WHAT IS EXPECTED:
Give back every line exactly as it appears, pictures excluded.
** begin DATA SHOWN **
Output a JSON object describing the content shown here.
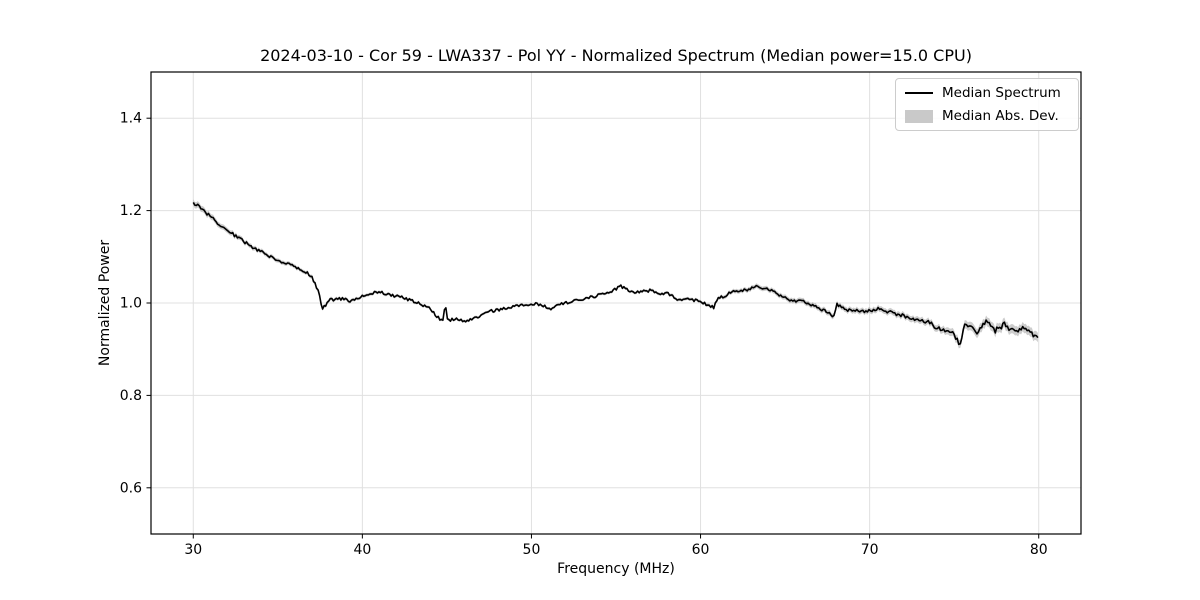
{
  "chart_data": {
    "type": "line",
    "title": "2024-03-10 - Cor 59 - LWA337 - Pol YY - Normalized Spectrum (Median power=15.0 CPU)",
    "xlabel": "Frequency (MHz)",
    "ylabel": "Normalized Power",
    "xlim": [
      27.5,
      82.5
    ],
    "ylim": [
      0.5,
      1.5
    ],
    "xticks": [
      30,
      40,
      50,
      60,
      70,
      80
    ],
    "yticks": [
      0.6,
      0.8,
      1.0,
      1.2,
      1.4
    ],
    "grid": true,
    "noise_amplitude": 0.0032,
    "colors": {
      "grid": "#e0e0e0",
      "spine": "#000000",
      "background": "#ffffff"
    },
    "legend": {
      "position": "upper right",
      "entries": [
        {
          "label": "Median Spectrum",
          "swatch": "line",
          "color": "#000000"
        },
        {
          "label": "Median Abs. Dev.",
          "swatch": "patch",
          "color": "#c9c9c9"
        }
      ]
    },
    "series": [
      {
        "name": "Median Spectrum",
        "type": "line",
        "color": "#000000",
        "x": [
          30,
          30.3,
          30.6,
          31,
          31.5,
          32,
          32.5,
          33,
          33.5,
          34,
          34.5,
          35,
          35.5,
          36,
          36.5,
          37,
          37.35,
          37.65,
          38.1,
          38.6,
          39,
          39.3,
          39.7,
          40,
          40.6,
          41.1,
          41.6,
          42.2,
          42.8,
          43.4,
          44,
          44.4,
          44.75,
          44.9,
          45.05,
          45.5,
          46,
          46.5,
          47,
          47.5,
          48,
          48.7,
          49.4,
          50,
          50.6,
          51.2,
          51.5,
          52,
          52.7,
          53.5,
          54.1,
          54.7,
          55.3,
          55.9,
          56.5,
          57,
          57.5,
          58,
          58.7,
          59.3,
          60,
          60.8,
          61,
          61.4,
          61.8,
          62.4,
          62.9,
          63.4,
          63.8,
          64.2,
          64.6,
          65,
          65.5,
          66,
          66.5,
          67,
          67.5,
          67.9,
          68.05,
          68.4,
          68.8,
          69.2,
          69.6,
          70,
          70.5,
          71,
          71.5,
          72,
          72.5,
          73,
          73.5,
          74,
          74.5,
          75,
          75.35,
          75.6,
          76,
          76.4,
          76.9,
          77.4,
          78,
          78.5,
          79,
          79.5,
          80
        ],
        "y": [
          1.218,
          1.21,
          1.201,
          1.187,
          1.172,
          1.158,
          1.145,
          1.133,
          1.121,
          1.111,
          1.101,
          1.093,
          1.086,
          1.078,
          1.071,
          1.058,
          1.03,
          0.988,
          1.007,
          1.008,
          1.01,
          1.002,
          1.009,
          1.014,
          1.021,
          1.024,
          1.017,
          1.014,
          1.007,
          0.999,
          0.988,
          0.972,
          0.958,
          0.996,
          0.962,
          0.966,
          0.96,
          0.964,
          0.972,
          0.982,
          0.985,
          0.99,
          0.995,
          0.999,
          0.996,
          0.987,
          0.999,
          1.0,
          1.005,
          1.012,
          1.018,
          1.026,
          1.036,
          1.023,
          1.026,
          1.027,
          1.02,
          1.022,
          1.007,
          1.008,
          1.003,
          0.99,
          1.012,
          1.015,
          1.023,
          1.026,
          1.03,
          1.036,
          1.032,
          1.026,
          1.019,
          1.012,
          1.004,
          1.008,
          0.996,
          0.99,
          0.979,
          0.97,
          0.998,
          0.988,
          0.984,
          0.986,
          0.982,
          0.984,
          0.988,
          0.982,
          0.977,
          0.972,
          0.964,
          0.961,
          0.958,
          0.946,
          0.94,
          0.932,
          0.908,
          0.954,
          0.945,
          0.938,
          0.958,
          0.94,
          0.954,
          0.938,
          0.945,
          0.934,
          0.928
        ]
      },
      {
        "name": "Median Abs. Dev.",
        "type": "band",
        "color": "#909090",
        "opacity": 0.45,
        "x": [
          30,
          33,
          37,
          40,
          45,
          50,
          55,
          60,
          63,
          66,
          69,
          72,
          74,
          75.5,
          77,
          80
        ],
        "halfwidth": [
          0.007,
          0.005,
          0.004,
          0.0035,
          0.003,
          0.0028,
          0.003,
          0.0035,
          0.005,
          0.0055,
          0.006,
          0.0065,
          0.007,
          0.009,
          0.01,
          0.01
        ]
      }
    ]
  }
}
** end DATA SHOWN **
TASK ANSWER:
Output a JSON object describing the content shown here.
{
  "chart_data": {
    "type": "line",
    "title": "2024-03-10 - Cor 59 - LWA337 - Pol YY - Normalized Spectrum (Median power=15.0 CPU)",
    "xlabel": "Frequency (MHz)",
    "ylabel": "Normalized Power",
    "xlim": [
      27.5,
      82.5
    ],
    "ylim": [
      0.5,
      1.5
    ],
    "xticks": [
      30,
      40,
      50,
      60,
      70,
      80
    ],
    "yticks": [
      0.6,
      0.8,
      1.0,
      1.2,
      1.4
    ],
    "grid": true,
    "noise_amplitude": 0.0032,
    "colors": {
      "grid": "#e0e0e0",
      "spine": "#000000",
      "background": "#ffffff"
    },
    "legend": {
      "position": "upper right",
      "entries": [
        {
          "label": "Median Spectrum",
          "swatch": "line",
          "color": "#000000"
        },
        {
          "label": "Median Abs. Dev.",
          "swatch": "patch",
          "color": "#c9c9c9"
        }
      ]
    },
    "series": [
      {
        "name": "Median Spectrum",
        "type": "line",
        "color": "#000000",
        "x": [
          30,
          30.3,
          30.6,
          31,
          31.5,
          32,
          32.5,
          33,
          33.5,
          34,
          34.5,
          35,
          35.5,
          36,
          36.5,
          37,
          37.35,
          37.65,
          38.1,
          38.6,
          39,
          39.3,
          39.7,
          40,
          40.6,
          41.1,
          41.6,
          42.2,
          42.8,
          43.4,
          44,
          44.4,
          44.75,
          44.9,
          45.05,
          45.5,
          46,
          46.5,
          47,
          47.5,
          48,
          48.7,
          49.4,
          50,
          50.6,
          51.2,
          51.5,
          52,
          52.7,
          53.5,
          54.1,
          54.7,
          55.3,
          55.9,
          56.5,
          57,
          57.5,
          58,
          58.7,
          59.3,
          60,
          60.8,
          61,
          61.4,
          61.8,
          62.4,
          62.9,
          63.4,
          63.8,
          64.2,
          64.6,
          65,
          65.5,
          66,
          66.5,
          67,
          67.5,
          67.9,
          68.05,
          68.4,
          68.8,
          69.2,
          69.6,
          70,
          70.5,
          71,
          71.5,
          72,
          72.5,
          73,
          73.5,
          74,
          74.5,
          75,
          75.35,
          75.6,
          76,
          76.4,
          76.9,
          77.4,
          78,
          78.5,
          79,
          79.5,
          80
        ],
        "y": [
          1.218,
          1.21,
          1.201,
          1.187,
          1.172,
          1.158,
          1.145,
          1.133,
          1.121,
          1.111,
          1.101,
          1.093,
          1.086,
          1.078,
          1.071,
          1.058,
          1.03,
          0.988,
          1.007,
          1.008,
          1.01,
          1.002,
          1.009,
          1.014,
          1.021,
          1.024,
          1.017,
          1.014,
          1.007,
          0.999,
          0.988,
          0.972,
          0.958,
          0.996,
          0.962,
          0.966,
          0.96,
          0.964,
          0.972,
          0.982,
          0.985,
          0.99,
          0.995,
          0.999,
          0.996,
          0.987,
          0.999,
          1.0,
          1.005,
          1.012,
          1.018,
          1.026,
          1.036,
          1.023,
          1.026,
          1.027,
          1.02,
          1.022,
          1.007,
          1.008,
          1.003,
          0.99,
          1.012,
          1.015,
          1.023,
          1.026,
          1.03,
          1.036,
          1.032,
          1.026,
          1.019,
          1.012,
          1.004,
          1.008,
          0.996,
          0.99,
          0.979,
          0.97,
          0.998,
          0.988,
          0.984,
          0.986,
          0.982,
          0.984,
          0.988,
          0.982,
          0.977,
          0.972,
          0.964,
          0.961,
          0.958,
          0.946,
          0.94,
          0.932,
          0.908,
          0.954,
          0.945,
          0.938,
          0.958,
          0.94,
          0.954,
          0.938,
          0.945,
          0.934,
          0.928
        ]
      },
      {
        "name": "Median Abs. Dev.",
        "type": "band",
        "color": "#909090",
        "opacity": 0.45,
        "x": [
          30,
          33,
          37,
          40,
          45,
          50,
          55,
          60,
          63,
          66,
          69,
          72,
          74,
          75.5,
          77,
          80
        ],
        "halfwidth": [
          0.007,
          0.005,
          0.004,
          0.0035,
          0.003,
          0.0028,
          0.003,
          0.0035,
          0.005,
          0.0055,
          0.006,
          0.0065,
          0.007,
          0.009,
          0.01,
          0.01
        ]
      }
    ]
  }
}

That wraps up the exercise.